-- start of DATA EXTRACT --

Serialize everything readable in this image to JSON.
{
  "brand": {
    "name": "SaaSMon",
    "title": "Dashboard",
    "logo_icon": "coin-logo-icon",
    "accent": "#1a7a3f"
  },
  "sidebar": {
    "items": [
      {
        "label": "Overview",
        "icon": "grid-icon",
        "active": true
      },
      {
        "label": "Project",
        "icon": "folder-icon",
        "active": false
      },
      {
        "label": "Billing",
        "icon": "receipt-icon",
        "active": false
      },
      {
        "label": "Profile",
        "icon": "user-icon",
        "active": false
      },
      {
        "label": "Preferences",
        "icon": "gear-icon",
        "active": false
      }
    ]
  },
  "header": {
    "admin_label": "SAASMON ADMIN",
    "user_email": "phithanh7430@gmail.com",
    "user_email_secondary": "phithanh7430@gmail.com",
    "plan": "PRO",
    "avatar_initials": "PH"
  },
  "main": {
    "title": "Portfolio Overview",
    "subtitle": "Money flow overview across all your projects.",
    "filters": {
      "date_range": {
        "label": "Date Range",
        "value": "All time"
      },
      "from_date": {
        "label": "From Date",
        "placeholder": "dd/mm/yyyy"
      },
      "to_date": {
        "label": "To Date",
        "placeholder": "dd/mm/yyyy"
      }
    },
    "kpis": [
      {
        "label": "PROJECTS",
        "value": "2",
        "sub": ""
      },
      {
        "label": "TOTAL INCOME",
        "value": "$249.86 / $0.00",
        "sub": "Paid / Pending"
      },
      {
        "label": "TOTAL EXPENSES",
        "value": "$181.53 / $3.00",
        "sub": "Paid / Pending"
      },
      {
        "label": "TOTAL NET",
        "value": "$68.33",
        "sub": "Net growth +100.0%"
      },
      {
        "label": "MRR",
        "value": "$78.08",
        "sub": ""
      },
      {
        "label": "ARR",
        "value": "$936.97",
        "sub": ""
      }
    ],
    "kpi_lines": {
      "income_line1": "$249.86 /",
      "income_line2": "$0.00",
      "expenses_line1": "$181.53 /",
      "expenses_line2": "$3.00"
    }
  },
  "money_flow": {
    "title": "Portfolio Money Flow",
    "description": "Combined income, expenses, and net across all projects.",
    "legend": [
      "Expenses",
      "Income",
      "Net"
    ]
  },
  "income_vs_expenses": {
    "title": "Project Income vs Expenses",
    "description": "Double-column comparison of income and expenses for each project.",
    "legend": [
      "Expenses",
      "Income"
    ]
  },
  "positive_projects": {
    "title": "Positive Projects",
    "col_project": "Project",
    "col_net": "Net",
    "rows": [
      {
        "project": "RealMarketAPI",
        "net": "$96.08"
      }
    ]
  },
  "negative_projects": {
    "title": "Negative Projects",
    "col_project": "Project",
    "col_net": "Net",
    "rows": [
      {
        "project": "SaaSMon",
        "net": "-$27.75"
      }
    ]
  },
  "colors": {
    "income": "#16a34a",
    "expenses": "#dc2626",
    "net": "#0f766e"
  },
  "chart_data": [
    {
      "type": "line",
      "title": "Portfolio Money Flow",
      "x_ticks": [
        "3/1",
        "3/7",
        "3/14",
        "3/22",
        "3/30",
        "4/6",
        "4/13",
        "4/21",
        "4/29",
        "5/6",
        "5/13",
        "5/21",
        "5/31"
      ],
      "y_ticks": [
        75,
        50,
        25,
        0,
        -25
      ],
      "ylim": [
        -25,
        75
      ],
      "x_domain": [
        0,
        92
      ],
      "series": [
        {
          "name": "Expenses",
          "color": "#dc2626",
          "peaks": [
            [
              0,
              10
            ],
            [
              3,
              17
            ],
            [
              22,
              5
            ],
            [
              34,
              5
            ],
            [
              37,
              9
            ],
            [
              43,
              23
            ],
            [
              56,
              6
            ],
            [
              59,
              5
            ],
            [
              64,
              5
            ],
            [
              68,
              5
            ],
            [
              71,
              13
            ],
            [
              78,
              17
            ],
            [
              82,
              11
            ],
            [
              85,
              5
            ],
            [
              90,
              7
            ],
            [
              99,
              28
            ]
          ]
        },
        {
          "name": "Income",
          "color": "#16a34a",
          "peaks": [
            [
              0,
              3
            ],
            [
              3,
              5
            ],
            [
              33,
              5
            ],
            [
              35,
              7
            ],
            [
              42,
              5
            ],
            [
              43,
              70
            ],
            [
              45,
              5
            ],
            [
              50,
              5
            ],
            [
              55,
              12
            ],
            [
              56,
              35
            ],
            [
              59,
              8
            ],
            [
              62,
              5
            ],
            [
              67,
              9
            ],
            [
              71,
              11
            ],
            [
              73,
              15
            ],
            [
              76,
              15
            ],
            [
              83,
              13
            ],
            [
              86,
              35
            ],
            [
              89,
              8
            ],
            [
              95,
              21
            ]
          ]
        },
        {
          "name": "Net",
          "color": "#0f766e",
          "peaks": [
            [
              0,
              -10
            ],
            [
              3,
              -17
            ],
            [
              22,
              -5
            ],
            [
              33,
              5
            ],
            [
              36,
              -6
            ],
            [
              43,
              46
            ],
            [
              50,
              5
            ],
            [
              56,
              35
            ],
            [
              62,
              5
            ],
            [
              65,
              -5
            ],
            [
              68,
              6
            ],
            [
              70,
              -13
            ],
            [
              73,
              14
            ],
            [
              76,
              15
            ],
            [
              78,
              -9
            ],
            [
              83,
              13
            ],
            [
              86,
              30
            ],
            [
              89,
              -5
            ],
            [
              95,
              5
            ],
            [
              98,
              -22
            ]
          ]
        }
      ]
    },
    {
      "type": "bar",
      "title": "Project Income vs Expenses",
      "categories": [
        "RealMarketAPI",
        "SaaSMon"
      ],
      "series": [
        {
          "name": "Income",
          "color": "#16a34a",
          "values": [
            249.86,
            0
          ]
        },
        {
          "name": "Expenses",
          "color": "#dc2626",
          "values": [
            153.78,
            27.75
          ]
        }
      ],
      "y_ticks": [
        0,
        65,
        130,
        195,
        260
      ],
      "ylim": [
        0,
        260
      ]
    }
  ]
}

-- end of DATA EXTRACT --

## BRIEF
Output the listing above exactly as it appears.

## COMPLETE OUTPUT
Serialize everything readable in this image to JSON.
{
  "brand": {
    "name": "SaaSMon",
    "title": "Dashboard",
    "logo_icon": "coin-logo-icon",
    "accent": "#1a7a3f"
  },
  "sidebar": {
    "items": [
      {
        "label": "Overview",
        "icon": "grid-icon",
        "active": true
      },
      {
        "label": "Project",
        "icon": "folder-icon",
        "active": false
      },
      {
        "label": "Billing",
        "icon": "receipt-icon",
        "active": false
      },
      {
        "label": "Profile",
        "icon": "user-icon",
        "active": false
      },
      {
        "label": "Preferences",
        "icon": "gear-icon",
        "active": false
      }
    ]
  },
  "header": {
    "admin_label": "SAASMON ADMIN",
    "user_email": "phithanh7430@gmail.com",
    "user_email_secondary": "phithanh7430@gmail.com",
    "plan": "PRO",
    "avatar_initials": "PH"
  },
  "main": {
    "title": "Portfolio Overview",
    "subtitle": "Money flow overview across all your projects.",
    "filters": {
      "date_range": {
        "label": "Date Range",
        "value": "All time"
      },
      "from_date": {
        "label": "From Date",
        "placeholder": "dd/mm/yyyy"
      },
      "to_date": {
        "label": "To Date",
        "placeholder": "dd/mm/yyyy"
      }
    },
    "kpis": [
      {
        "label": "PROJECTS",
        "value": "2",
        "sub": ""
      },
      {
        "label": "TOTAL INCOME",
        "value": "$249.86 / $0.00",
        "sub": "Paid / Pending"
      },
      {
        "label": "TOTAL EXPENSES",
        "value": "$181.53 / $3.00",
        "sub": "Paid / Pending"
      },
      {
        "label": "TOTAL NET",
        "value": "$68.33",
        "sub": "Net growth +100.0%"
      },
      {
        "label": "MRR",
        "value": "$78.08",
        "sub": ""
      },
      {
        "label": "ARR",
        "value": "$936.97",
        "sub": ""
      }
    ],
    "kpi_lines": {
      "income_line1": "$249.86 /",
      "income_line2": "$0.00",
      "expenses_line1": "$181.53 /",
      "expenses_line2": "$3.00"
    }
  },
  "money_flow": {
    "title": "Portfolio Money Flow",
    "description": "Combined income, expenses, and net across all projects.",
    "legend": [
      "Expenses",
      "Income",
      "Net"
    ]
  },
  "income_vs_expenses": {
    "title": "Project Income vs Expenses",
    "description": "Double-column comparison of income and expenses for each project.",
    "legend": [
      "Expenses",
      "Income"
    ]
  },
  "positive_projects": {
    "title": "Positive Projects",
    "col_project": "Project",
    "col_net": "Net",
    "rows": [
      {
        "project": "RealMarketAPI",
        "net": "$96.08"
      }
    ]
  },
  "negative_projects": {
    "title": "Negative Projects",
    "col_project": "Project",
    "col_net": "Net",
    "rows": [
      {
        "project": "SaaSMon",
        "net": "-$27.75"
      }
    ]
  },
  "colors": {
    "income": "#16a34a",
    "expenses": "#dc2626",
    "net": "#0f766e"
  },
  "chart_data": [
    {
      "type": "line",
      "title": "Portfolio Money Flow",
      "x_ticks": [
        "3/1",
        "3/7",
        "3/14",
        "3/22",
        "3/30",
        "4/6",
        "4/13",
        "4/21",
        "4/29",
        "5/6",
        "5/13",
        "5/21",
        "5/31"
      ],
      "y_ticks": [
        75,
        50,
        25,
        0,
        -25
      ],
      "ylim": [
        -25,
        75
      ],
      "x_domain": [
        0,
        92
      ],
      "series": [
        {
          "name": "Expenses",
          "color": "#dc2626",
          "peaks": [
            [
              0,
              10
            ],
            [
              3,
              17
            ],
            [
              22,
              5
            ],
            [
              34,
              5
            ],
            [
              37,
              9
            ],
            [
              43,
              23
            ],
            [
              56,
              6
            ],
            [
              59,
              5
            ],
            [
              64,
              5
            ],
            [
              68,
              5
            ],
            [
              71,
              13
            ],
            [
              78,
              17
            ],
            [
              82,
              11
            ],
            [
              85,
              5
            ],
            [
              90,
              7
            ],
            [
              99,
              28
            ]
          ]
        },
        {
          "name": "Income",
          "color": "#16a34a",
          "peaks": [
            [
              0,
              3
            ],
            [
              3,
              5
            ],
            [
              33,
              5
            ],
            [
              35,
              7
            ],
            [
              42,
              5
            ],
            [
              43,
              70
            ],
            [
              45,
              5
            ],
            [
              50,
              5
            ],
            [
              55,
              12
            ],
            [
              56,
              35
            ],
            [
              59,
              8
            ],
            [
              62,
              5
            ],
            [
              67,
              9
            ],
            [
              71,
              11
            ],
            [
              73,
              15
            ],
            [
              76,
              15
            ],
            [
              83,
              13
            ],
            [
              86,
              35
            ],
            [
              89,
              8
            ],
            [
              95,
              21
            ]
          ]
        },
        {
          "name": "Net",
          "color": "#0f766e",
          "peaks": [
            [
              0,
              -10
            ],
            [
              3,
              -17
            ],
            [
              22,
              -5
            ],
            [
              33,
              5
            ],
            [
              36,
              -6
            ],
            [
              43,
              46
            ],
            [
              50,
              5
            ],
            [
              56,
              35
            ],
            [
              62,
              5
            ],
            [
              65,
              -5
            ],
            [
              68,
              6
            ],
            [
              70,
              -13
            ],
            [
              73,
              14
            ],
            [
              76,
              15
            ],
            [
              78,
              -9
            ],
            [
              83,
              13
            ],
            [
              86,
              30
            ],
            [
              89,
              -5
            ],
            [
              95,
              5
            ],
            [
              98,
              -22
            ]
          ]
        }
      ]
    },
    {
      "type": "bar",
      "title": "Project Income vs Expenses",
      "categories": [
        "RealMarketAPI",
        "SaaSMon"
      ],
      "series": [
        {
          "name": "Income",
          "color": "#16a34a",
          "values": [
            249.86,
            0
          ]
        },
        {
          "name": "Expenses",
          "color": "#dc2626",
          "values": [
            153.78,
            27.75
          ]
        }
      ],
      "y_ticks": [
        0,
        65,
        130,
        195,
        260
      ],
      "ylim": [
        0,
        260
      ]
    }
  ]
}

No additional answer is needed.